# Start of Records shown
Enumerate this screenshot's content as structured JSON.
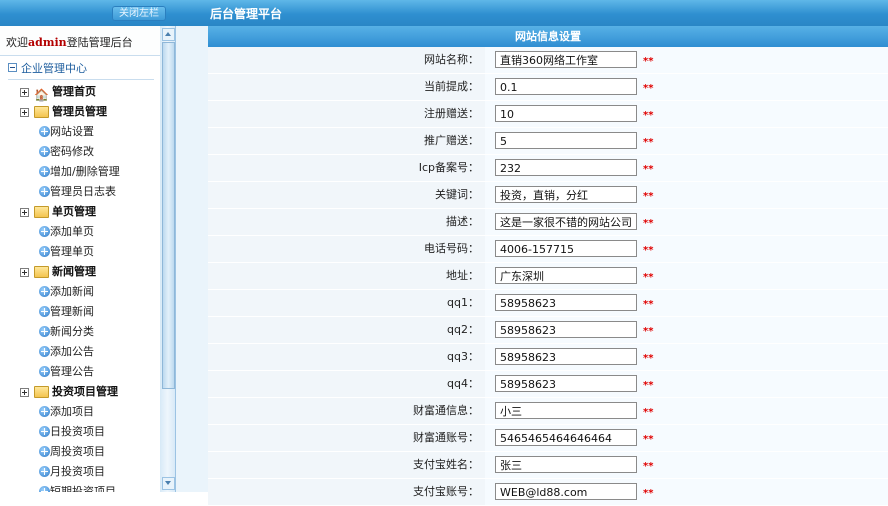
{
  "header": {
    "close_sidebar": "关闭左栏",
    "title": "后台管理平台"
  },
  "sidebar": {
    "welcome_pre": "欢迎",
    "welcome_user": "admin",
    "welcome_post": "登陆管理后台",
    "center_title": "企业管理中心",
    "groups": [
      {
        "label": "管理首页",
        "icon": "home-icon",
        "items": []
      },
      {
        "label": "管理员管理",
        "icon": "folder-icon",
        "items": [
          "网站设置",
          "密码修改",
          "增加/删除管理",
          "管理员日志表"
        ]
      },
      {
        "label": "单页管理",
        "icon": "folder-icon",
        "items": [
          "添加单页",
          "管理单页"
        ]
      },
      {
        "label": "新闻管理",
        "icon": "folder-icon",
        "items": [
          "添加新闻",
          "管理新闻",
          "新闻分类",
          "添加公告",
          "管理公告"
        ]
      },
      {
        "label": "投资项目管理",
        "icon": "folder-icon",
        "items": [
          "添加项目",
          "日投资项目",
          "周投资项目",
          "月投资项目",
          "短期投资项目"
        ]
      }
    ]
  },
  "form": {
    "title": "网站信息设置",
    "required_mark": "**",
    "fields": [
      {
        "label": "网站名称：",
        "value": "直销360网络工作室"
      },
      {
        "label": "当前提成：",
        "value": "0.1"
      },
      {
        "label": "注册赠送：",
        "value": "10"
      },
      {
        "label": "推广赠送：",
        "value": "5"
      },
      {
        "label": "Icp备案号：",
        "value": "232"
      },
      {
        "label": "关键词：",
        "value": "投资，直销，分红"
      },
      {
        "label": "描述：",
        "value": "这是一家很不错的网站公司"
      },
      {
        "label": "电话号码：",
        "value": "4006-157715"
      },
      {
        "label": "地址：",
        "value": "广东深圳"
      },
      {
        "label": "qq1：",
        "value": "58958623"
      },
      {
        "label": "qq2：",
        "value": "58958623"
      },
      {
        "label": "qq3：",
        "value": "58958623"
      },
      {
        "label": "qq4：",
        "value": "58958623"
      },
      {
        "label": "财富通信息：",
        "value": "小三"
      },
      {
        "label": "财富通账号：",
        "value": "5465465464646464"
      },
      {
        "label": "支付宝姓名：",
        "value": "张三"
      },
      {
        "label": "支付宝账号：",
        "value": "WEB@ld88.com"
      }
    ]
  }
}
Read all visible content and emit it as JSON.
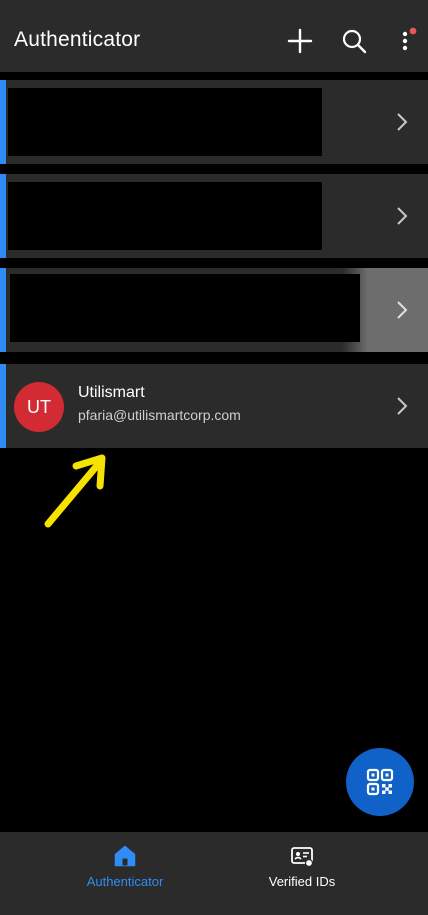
{
  "header": {
    "title": "Authenticator",
    "add_icon": "plus-icon",
    "search_icon": "search-icon",
    "more_icon": "more-vertical-icon",
    "notification_dot_color": "#e8555b"
  },
  "accounts": {
    "items": [
      {
        "redacted": true
      },
      {
        "redacted": true
      },
      {
        "redacted": true
      },
      {
        "avatar_initials": "UT",
        "avatar_color": "#d22b34",
        "name": "Utilismart",
        "email": "pfaria@utilismartcorp.com"
      }
    ],
    "accent_color": "#2f8cf4"
  },
  "fab": {
    "icon": "qr-code-icon",
    "color": "#1062c8"
  },
  "bottom_nav": {
    "items": [
      {
        "label": "Authenticator",
        "icon": "home-icon",
        "active": true
      },
      {
        "label": "Verified IDs",
        "icon": "id-card-icon",
        "active": false
      }
    ],
    "active_color": "#2f8cf4"
  },
  "annotation": {
    "type": "arrow",
    "color": "#f5e200"
  }
}
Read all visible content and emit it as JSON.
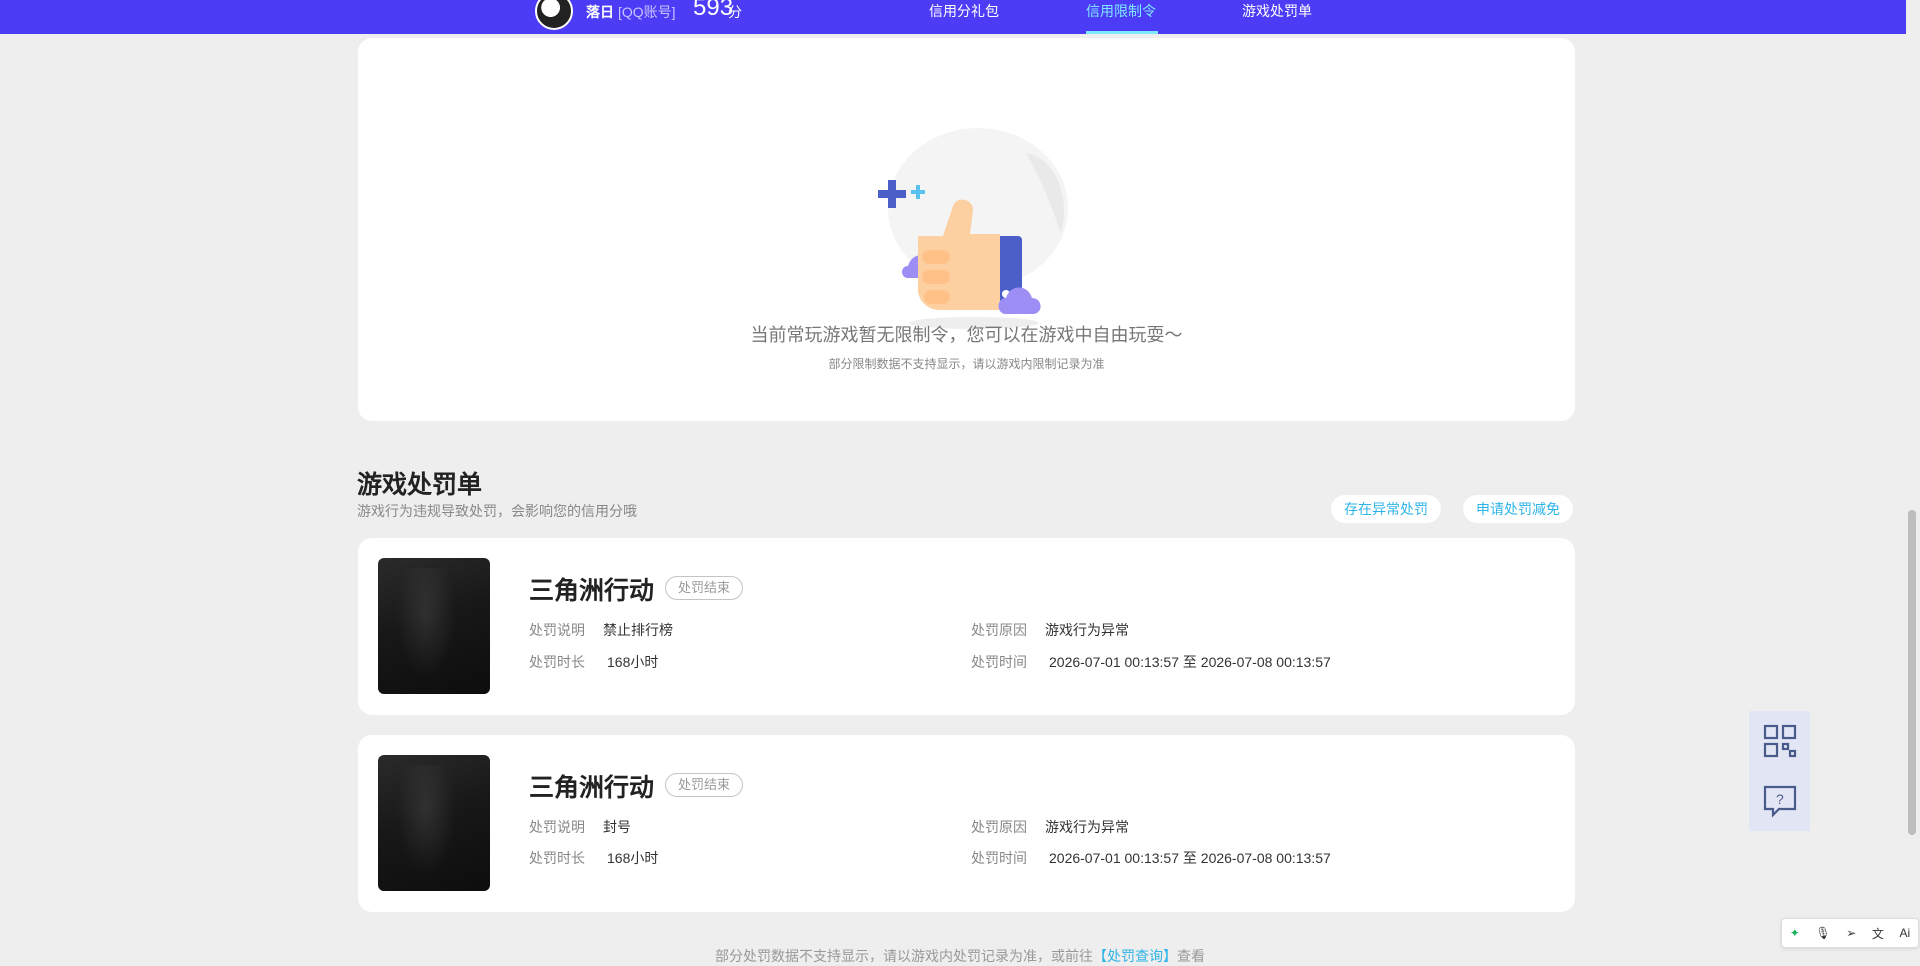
{
  "header": {
    "username": "落日",
    "account_type": "[QQ账号]",
    "score": "593",
    "score_unit": "分",
    "tabs": [
      {
        "label": "信用分礼包",
        "active": false
      },
      {
        "label": "信用限制令",
        "active": true
      },
      {
        "label": "游戏处罚单",
        "active": false
      }
    ]
  },
  "restriction": {
    "empty_text": "当前常玩游戏暂无限制令，您可以在游戏中自由玩耍～",
    "empty_note": "部分限制数据不支持显示，请以游戏内限制记录为准"
  },
  "penalty_section": {
    "title": "游戏处罚单",
    "subtitle": "游戏行为违规导致处罚，会影响您的信用分哦",
    "buttons": [
      "存在异常处罚",
      "申请处罚减免"
    ],
    "labels": {
      "desc": "处罚说明",
      "duration": "处罚时长",
      "reason": "处罚原因",
      "time": "处罚时间",
      "to": "至"
    },
    "items": [
      {
        "game": "三角洲行动",
        "status": "处罚结束",
        "desc": "禁止排行榜",
        "duration": "168小时",
        "reason": "游戏行为异常",
        "start": "2026-07-01 00:13:57",
        "end": "2026-07-08 00:13:57"
      },
      {
        "game": "三角洲行动",
        "status": "处罚结束",
        "desc": "封号",
        "duration": "168小时",
        "reason": "游戏行为异常",
        "start": "2026-07-01 00:13:57",
        "end": "2026-07-08 00:13:57"
      }
    ]
  },
  "footer": {
    "text_before": "部分处罚数据不支持显示，请以游戏内处罚记录为准，或前往",
    "link": "【处罚查询】",
    "text_after": "查看"
  },
  "floating": {
    "icons": [
      "qr-code-icon",
      "help-chat-icon"
    ]
  },
  "toolbar": {
    "icons": [
      "plugin-icon",
      "mic-icon",
      "send-icon",
      "translate-icon",
      "ai-icon"
    ],
    "ai_label": "Ai"
  },
  "colors": {
    "nav_bg": "#4c3cf6",
    "active_tab": "#7fe8ff",
    "link": "#2fb4e8"
  }
}
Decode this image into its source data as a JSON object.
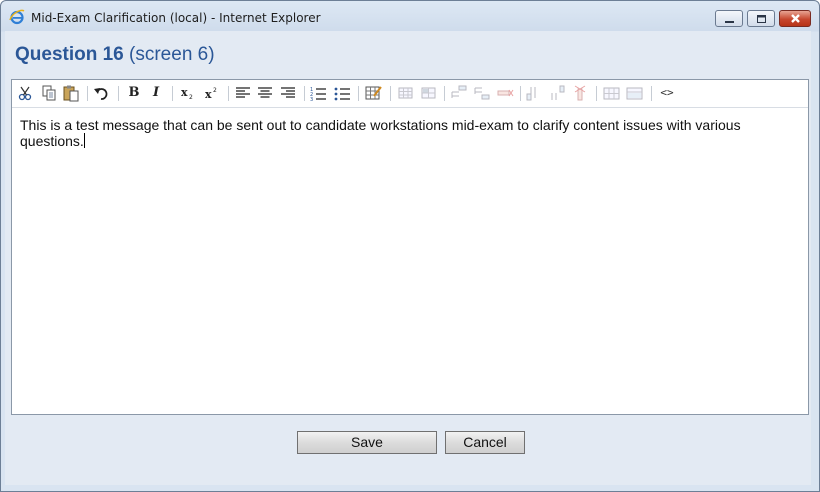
{
  "window": {
    "title": "Mid-Exam Clarification (local) - Internet Explorer"
  },
  "dialog": {
    "title_main": "Question 16",
    "title_sub": "(screen 6)"
  },
  "toolbar": {
    "icons": [
      "cut-icon",
      "copy-icon",
      "paste-icon",
      "undo-icon",
      "bold-icon",
      "italic-icon",
      "subscript-icon",
      "superscript-icon",
      "align-left-icon",
      "align-center-icon",
      "align-right-icon",
      "ordered-list-icon",
      "unordered-list-icon",
      "insert-table-icon",
      "table-props-icon",
      "cell-props-icon",
      "insert-row-before-icon",
      "insert-row-after-icon",
      "delete-row-icon",
      "insert-col-before-icon",
      "insert-col-after-icon",
      "delete-col-icon",
      "split-cells-icon",
      "merge-cells-icon",
      "code-view-icon"
    ],
    "bold_glyph": "B",
    "italic_glyph": "I",
    "code_glyph": "<>"
  },
  "editor": {
    "text": "This is a test message that can be sent out to candidate workstations mid-exam to clarify content issues with various questions."
  },
  "buttons": {
    "save": "Save",
    "cancel": "Cancel"
  },
  "colors": {
    "title_blue": "#2b5797",
    "close_red": "#c7472f"
  }
}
# End of Records shown
In the records above, tally the lines where the word "insert" appears, and give the number and nothing else.

Complete response: 5